Short exercise: Omit every picture and write out the rest of the records exactly.

↓↓↓

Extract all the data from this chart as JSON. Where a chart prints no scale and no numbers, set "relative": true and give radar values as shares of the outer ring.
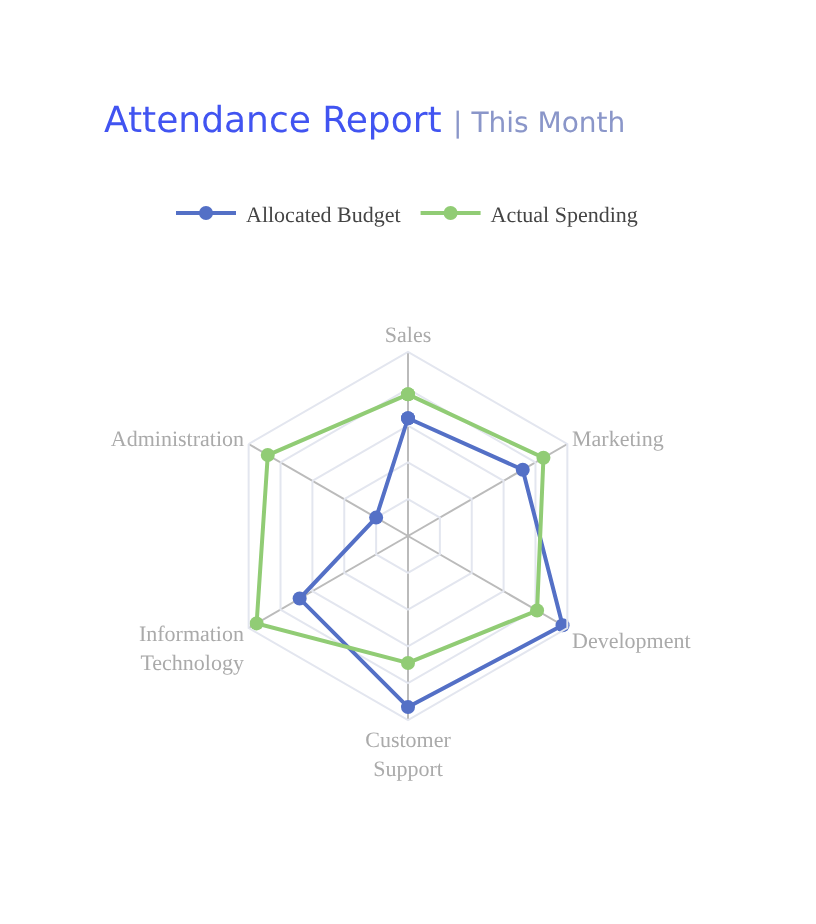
{
  "chart_data": {
    "type": "radar",
    "title": "Attendance Report",
    "subtitle": "| This Month",
    "relative": true,
    "grid": true,
    "legend": "top",
    "marker": "circle",
    "line_style": "solid",
    "categories": [
      "Sales",
      "Marketing",
      "Development",
      "Customer Support",
      "Information Technology",
      "Administration"
    ],
    "series": [
      {
        "name": "Allocated Budget",
        "color": "#5470c6",
        "values": [
          0.64,
          0.72,
          0.97,
          0.93,
          0.68,
          0.2
        ]
      },
      {
        "name": "Actual Spending",
        "color": "#91cc75",
        "values": [
          0.77,
          0.85,
          0.81,
          0.69,
          0.95,
          0.88
        ]
      }
    ]
  }
}
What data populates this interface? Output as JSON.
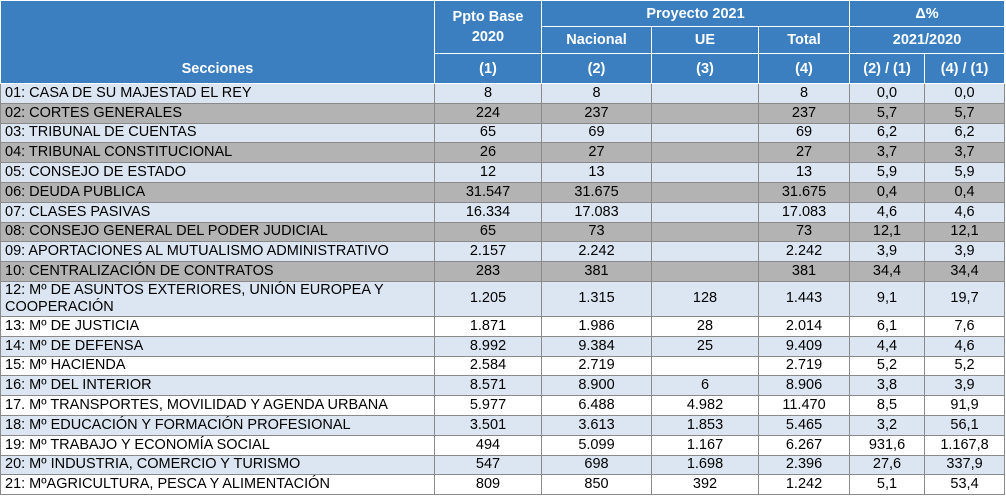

↑↑↑

Finished exercise:
Extract all the data from this chart as JSON. Where a chart prints no scale and no numbers, set "relative": true and give radar values as shares of the outer ring.
{
  "chart_data": {
    "type": "radar",
    "title": "Attendance Report",
    "subtitle": "| This Month",
    "relative": true,
    "grid": true,
    "legend": "top",
    "marker": "circle",
    "line_style": "solid",
    "categories": [
      "Sales",
      "Marketing",
      "Development",
      "Customer Support",
      "Information Technology",
      "Administration"
    ],
    "series": [
      {
        "name": "Allocated Budget",
        "color": "#5470c6",
        "values": [
          0.64,
          0.72,
          0.97,
          0.93,
          0.68,
          0.2
        ]
      },
      {
        "name": "Actual Spending",
        "color": "#91cc75",
        "values": [
          0.77,
          0.85,
          0.81,
          0.69,
          0.95,
          0.88
        ]
      }
    ]
  }
}
What data populates this interface? Output as JSON.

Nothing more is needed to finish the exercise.